Exercise goal. Report each line of the entries that contains the word "date", copied in full.

Extracted records START

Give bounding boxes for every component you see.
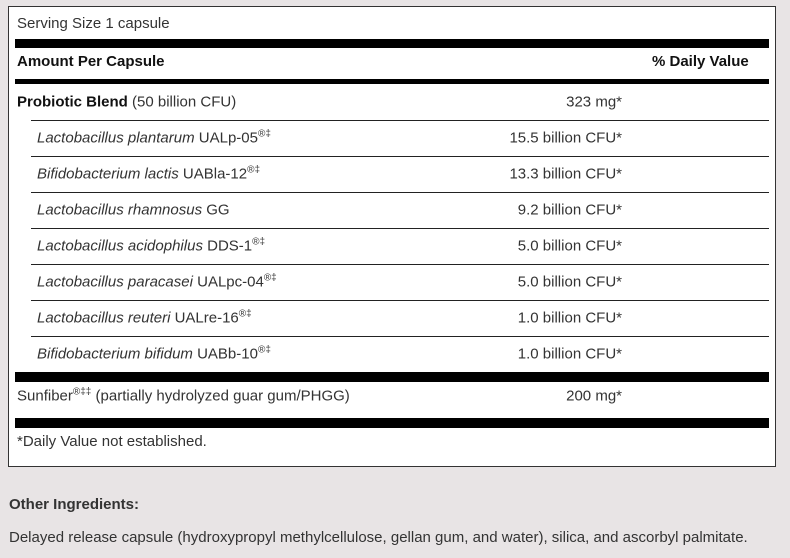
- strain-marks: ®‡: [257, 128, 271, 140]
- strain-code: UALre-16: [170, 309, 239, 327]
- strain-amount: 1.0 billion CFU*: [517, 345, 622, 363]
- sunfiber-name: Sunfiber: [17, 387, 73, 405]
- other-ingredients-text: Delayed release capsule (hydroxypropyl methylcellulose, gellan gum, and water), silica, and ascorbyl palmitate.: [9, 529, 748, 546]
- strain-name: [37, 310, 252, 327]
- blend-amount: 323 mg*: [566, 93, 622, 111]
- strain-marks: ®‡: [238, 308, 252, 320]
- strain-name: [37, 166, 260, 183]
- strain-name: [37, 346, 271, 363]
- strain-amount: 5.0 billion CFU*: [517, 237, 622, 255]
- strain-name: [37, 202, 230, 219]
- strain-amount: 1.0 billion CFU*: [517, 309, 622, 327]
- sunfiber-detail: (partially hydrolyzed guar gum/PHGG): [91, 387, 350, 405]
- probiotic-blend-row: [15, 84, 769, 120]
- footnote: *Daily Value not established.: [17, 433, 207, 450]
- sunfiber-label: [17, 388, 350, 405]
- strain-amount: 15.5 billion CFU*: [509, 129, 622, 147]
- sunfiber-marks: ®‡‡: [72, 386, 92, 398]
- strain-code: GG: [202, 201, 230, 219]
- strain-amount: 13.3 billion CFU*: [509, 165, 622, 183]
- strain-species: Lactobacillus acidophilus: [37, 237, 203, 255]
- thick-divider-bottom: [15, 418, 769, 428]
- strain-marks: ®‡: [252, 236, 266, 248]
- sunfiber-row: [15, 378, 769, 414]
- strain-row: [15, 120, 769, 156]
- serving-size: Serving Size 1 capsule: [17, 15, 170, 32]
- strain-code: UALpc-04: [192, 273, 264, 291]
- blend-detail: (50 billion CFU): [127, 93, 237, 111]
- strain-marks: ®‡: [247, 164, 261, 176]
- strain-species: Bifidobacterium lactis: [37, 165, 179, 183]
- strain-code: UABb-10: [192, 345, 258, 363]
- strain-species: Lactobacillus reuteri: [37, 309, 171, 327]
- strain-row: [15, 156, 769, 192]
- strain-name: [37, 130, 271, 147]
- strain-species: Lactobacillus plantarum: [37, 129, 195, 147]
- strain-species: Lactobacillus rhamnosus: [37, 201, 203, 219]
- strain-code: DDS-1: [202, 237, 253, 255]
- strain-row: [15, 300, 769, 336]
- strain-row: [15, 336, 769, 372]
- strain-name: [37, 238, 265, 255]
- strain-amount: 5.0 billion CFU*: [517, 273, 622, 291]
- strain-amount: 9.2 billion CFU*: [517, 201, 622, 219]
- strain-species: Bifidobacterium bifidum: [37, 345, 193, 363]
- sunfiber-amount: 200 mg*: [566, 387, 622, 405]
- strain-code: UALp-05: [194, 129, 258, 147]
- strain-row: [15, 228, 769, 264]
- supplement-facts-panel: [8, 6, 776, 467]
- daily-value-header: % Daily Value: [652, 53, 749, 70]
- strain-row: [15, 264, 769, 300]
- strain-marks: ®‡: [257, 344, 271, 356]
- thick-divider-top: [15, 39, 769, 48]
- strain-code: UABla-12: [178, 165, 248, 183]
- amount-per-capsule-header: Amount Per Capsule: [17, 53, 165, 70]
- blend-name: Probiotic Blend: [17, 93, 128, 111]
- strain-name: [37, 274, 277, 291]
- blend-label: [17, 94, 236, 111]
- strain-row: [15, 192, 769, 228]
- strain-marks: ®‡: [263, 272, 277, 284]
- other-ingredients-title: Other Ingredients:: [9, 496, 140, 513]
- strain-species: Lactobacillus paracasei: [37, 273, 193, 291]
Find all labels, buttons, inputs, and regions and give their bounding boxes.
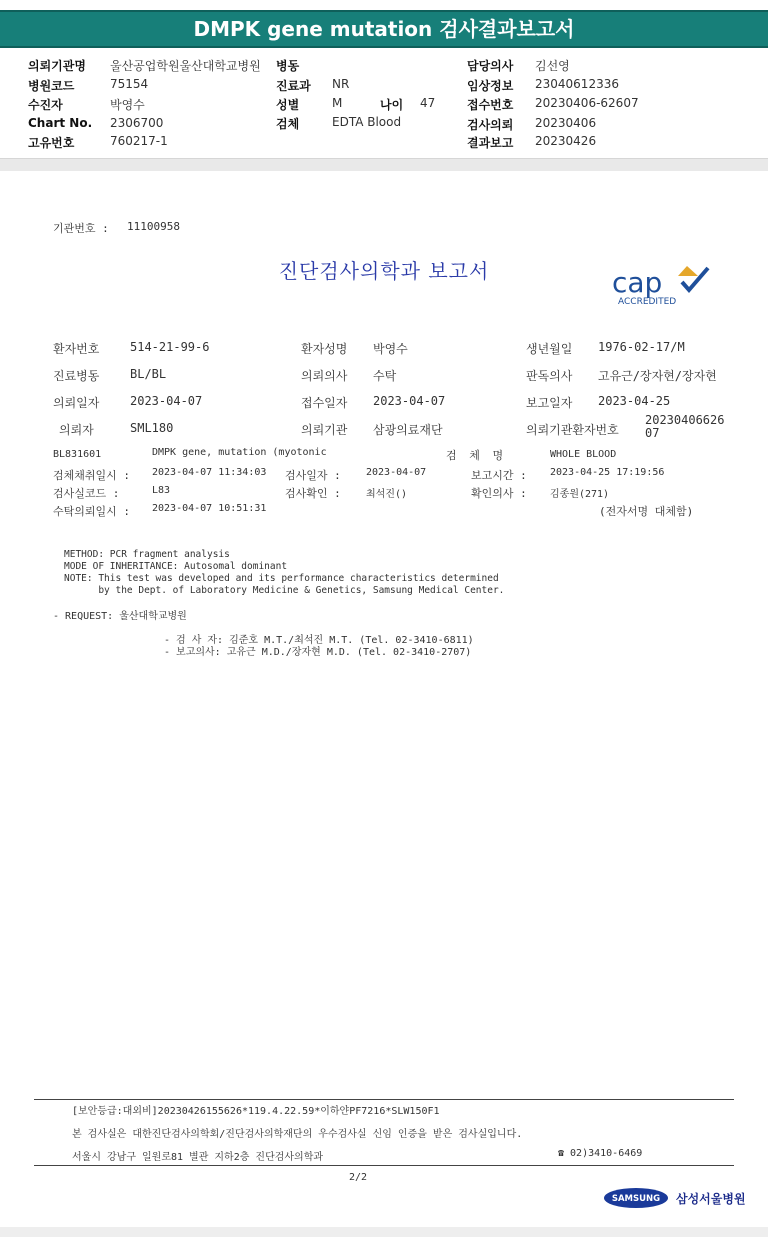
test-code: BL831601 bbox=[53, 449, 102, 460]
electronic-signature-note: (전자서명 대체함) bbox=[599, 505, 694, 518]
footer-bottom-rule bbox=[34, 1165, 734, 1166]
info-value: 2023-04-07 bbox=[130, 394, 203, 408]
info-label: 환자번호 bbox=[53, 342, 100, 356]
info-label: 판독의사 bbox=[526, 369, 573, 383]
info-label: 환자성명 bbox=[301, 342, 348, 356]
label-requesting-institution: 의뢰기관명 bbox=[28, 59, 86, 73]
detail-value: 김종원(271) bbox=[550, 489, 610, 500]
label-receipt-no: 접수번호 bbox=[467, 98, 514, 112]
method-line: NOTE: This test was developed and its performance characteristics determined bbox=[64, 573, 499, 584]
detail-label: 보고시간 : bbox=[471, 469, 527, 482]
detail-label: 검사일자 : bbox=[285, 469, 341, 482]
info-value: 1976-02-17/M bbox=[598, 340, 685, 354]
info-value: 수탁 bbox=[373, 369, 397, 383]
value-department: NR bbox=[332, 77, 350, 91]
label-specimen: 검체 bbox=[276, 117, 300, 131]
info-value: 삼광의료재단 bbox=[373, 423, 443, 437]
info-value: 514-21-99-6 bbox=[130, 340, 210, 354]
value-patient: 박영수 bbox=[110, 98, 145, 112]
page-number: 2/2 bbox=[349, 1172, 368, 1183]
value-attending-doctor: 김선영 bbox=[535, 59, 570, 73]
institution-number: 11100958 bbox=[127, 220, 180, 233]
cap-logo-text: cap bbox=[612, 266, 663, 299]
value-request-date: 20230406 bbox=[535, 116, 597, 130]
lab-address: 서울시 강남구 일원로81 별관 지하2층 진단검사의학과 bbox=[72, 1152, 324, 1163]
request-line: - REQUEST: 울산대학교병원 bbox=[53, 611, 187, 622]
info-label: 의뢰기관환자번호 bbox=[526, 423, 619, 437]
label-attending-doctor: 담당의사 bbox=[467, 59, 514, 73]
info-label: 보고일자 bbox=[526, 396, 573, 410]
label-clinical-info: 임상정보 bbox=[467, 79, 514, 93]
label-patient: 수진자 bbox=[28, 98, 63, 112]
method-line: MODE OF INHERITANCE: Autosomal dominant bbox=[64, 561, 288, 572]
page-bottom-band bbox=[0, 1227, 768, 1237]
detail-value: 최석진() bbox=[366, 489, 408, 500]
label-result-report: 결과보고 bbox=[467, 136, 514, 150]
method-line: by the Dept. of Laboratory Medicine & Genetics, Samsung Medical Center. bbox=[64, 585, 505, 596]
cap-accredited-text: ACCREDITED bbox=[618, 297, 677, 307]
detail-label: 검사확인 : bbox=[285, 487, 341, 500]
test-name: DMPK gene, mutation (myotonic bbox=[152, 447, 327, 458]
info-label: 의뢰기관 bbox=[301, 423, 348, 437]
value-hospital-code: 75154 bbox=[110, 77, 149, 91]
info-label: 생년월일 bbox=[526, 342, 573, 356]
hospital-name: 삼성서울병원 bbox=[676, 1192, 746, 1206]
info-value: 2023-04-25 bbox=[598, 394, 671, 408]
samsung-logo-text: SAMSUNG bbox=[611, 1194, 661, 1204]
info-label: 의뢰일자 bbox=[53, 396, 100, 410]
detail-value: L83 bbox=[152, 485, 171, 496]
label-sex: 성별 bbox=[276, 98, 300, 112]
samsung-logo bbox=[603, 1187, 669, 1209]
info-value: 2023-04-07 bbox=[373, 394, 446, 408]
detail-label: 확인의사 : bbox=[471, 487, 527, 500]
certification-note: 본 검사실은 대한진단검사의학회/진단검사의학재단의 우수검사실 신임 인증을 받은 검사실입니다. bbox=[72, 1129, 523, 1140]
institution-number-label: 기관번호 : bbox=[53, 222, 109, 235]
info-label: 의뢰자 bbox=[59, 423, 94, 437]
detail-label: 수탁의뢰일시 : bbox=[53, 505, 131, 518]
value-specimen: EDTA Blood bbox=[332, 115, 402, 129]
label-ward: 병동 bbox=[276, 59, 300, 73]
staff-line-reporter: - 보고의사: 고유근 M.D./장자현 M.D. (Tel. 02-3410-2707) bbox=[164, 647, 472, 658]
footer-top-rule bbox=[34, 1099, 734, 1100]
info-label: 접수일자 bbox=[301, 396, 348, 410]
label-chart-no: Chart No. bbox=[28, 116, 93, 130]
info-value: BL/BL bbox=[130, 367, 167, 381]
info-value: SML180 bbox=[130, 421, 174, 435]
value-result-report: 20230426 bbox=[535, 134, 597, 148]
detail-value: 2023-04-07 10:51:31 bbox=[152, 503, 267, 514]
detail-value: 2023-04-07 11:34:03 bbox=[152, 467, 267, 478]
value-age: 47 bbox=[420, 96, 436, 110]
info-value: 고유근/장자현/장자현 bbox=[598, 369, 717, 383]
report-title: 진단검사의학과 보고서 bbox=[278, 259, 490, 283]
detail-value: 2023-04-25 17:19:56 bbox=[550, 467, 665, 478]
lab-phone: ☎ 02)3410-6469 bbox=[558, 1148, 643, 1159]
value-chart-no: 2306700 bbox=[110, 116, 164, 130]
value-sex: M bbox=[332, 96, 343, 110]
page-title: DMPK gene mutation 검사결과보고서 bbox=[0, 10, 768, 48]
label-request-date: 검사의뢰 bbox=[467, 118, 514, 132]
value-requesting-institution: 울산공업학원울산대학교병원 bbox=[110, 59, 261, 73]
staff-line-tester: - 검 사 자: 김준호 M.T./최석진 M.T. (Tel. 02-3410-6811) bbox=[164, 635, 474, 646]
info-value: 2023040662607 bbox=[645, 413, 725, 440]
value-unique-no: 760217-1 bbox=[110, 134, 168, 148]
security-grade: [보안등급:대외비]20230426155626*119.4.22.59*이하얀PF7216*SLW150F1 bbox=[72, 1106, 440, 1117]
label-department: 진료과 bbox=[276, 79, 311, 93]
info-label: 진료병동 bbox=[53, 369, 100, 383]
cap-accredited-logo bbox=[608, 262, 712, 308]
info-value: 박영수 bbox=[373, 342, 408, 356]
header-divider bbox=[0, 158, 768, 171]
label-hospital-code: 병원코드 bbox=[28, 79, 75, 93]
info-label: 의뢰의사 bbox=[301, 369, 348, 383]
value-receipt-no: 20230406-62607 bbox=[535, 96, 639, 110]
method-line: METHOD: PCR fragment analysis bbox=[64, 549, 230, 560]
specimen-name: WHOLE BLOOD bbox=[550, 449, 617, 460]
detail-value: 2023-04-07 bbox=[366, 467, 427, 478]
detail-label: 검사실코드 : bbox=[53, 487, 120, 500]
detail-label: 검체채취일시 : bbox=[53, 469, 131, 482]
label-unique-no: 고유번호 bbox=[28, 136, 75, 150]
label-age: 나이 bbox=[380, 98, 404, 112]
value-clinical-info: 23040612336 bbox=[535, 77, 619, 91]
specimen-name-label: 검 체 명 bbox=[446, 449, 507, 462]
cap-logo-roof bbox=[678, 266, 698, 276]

Extracted records END

Task answer.
value-request-date: 20230406 bbox=[535, 116, 597, 130]
label-request-date: 검사의뢰 bbox=[467, 118, 514, 132]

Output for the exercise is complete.